Task:
Wherever a line holds the word "your", copy that line from the data.

*** Entries supplied ***

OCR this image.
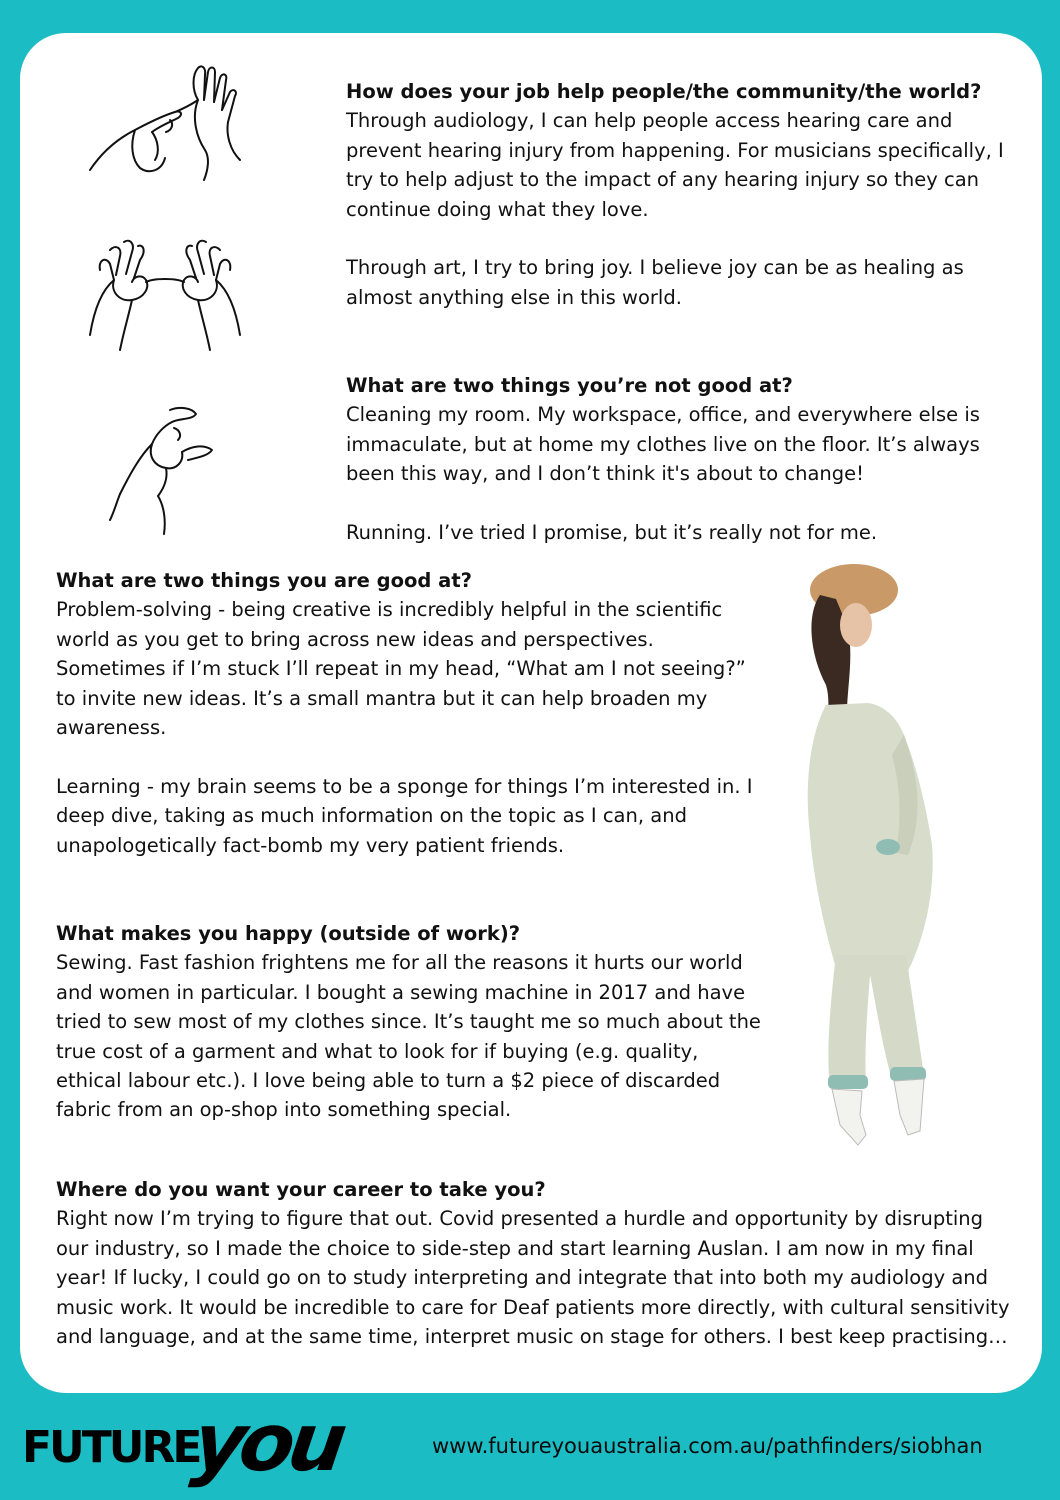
How does your job help people/the community/the world?

Through audiology, I can help people access hearing care and prevent hearing injury from happening. For musicians specifically, I try to help adjust to the impact of any hearing injury so they can continue doing what they love.

Through art, I try to bring joy. I believe joy can be as healing as almost anything else in this world.

What are two things you’re not good at?

Cleaning my room. My workspace, office, and everywhere else is immaculate, but at home my clothes live on the floor. It’s always been this way, and I don’t think it's about to change!

Running. I’ve tried I promise, but it’s really not for me.

What are two things you are good at?

Problem-solving - being creative is incredibly helpful in the scientific world as you get to bring across new ideas and perspectives. Sometimes if I’m stuck I’ll repeat in my head, “What am I not seeing?” to invite new ideas. It’s a small mantra but it can help broaden my awareness.

Learning - my brain seems to be a sponge for things I’m interested in. I deep dive, taking as much information on the topic as I can, and unapologetically fact-bomb my very patient friends.

What makes you happy (outside of work)?

Sewing. Fast fashion frightens me for all the reasons it hurts our world and women in particular. I bought a sewing machine in 2017 and have tried to sew most of my clothes since. It’s taught me so much about the true cost of a garment and what to look for if buying (e.g. quality, ethical labour etc.). I love being able to turn a $2 piece of discarded fabric from an op-shop into something special.

Where do you want your career to take you?

Right now I’m trying to figure that out. Covid presented a hurdle and opportunity by disrupting our industry, so I made the choice to side-step and start learning Auslan. I am now in my final year! If lucky, I could go on to study interpreting and integrate that into both my audiology and music work. It would be incredible to care for Deaf patients more directly, with cultural sensitivity and language, and at the same time, interpret music on stage for others. I best keep practising…

FUTURE
you	www.futureyouaustralia.com.au/pathfinders/siobhan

***

Answer box:
How does your job help people/the community/the world?
Where do you want your career to take you?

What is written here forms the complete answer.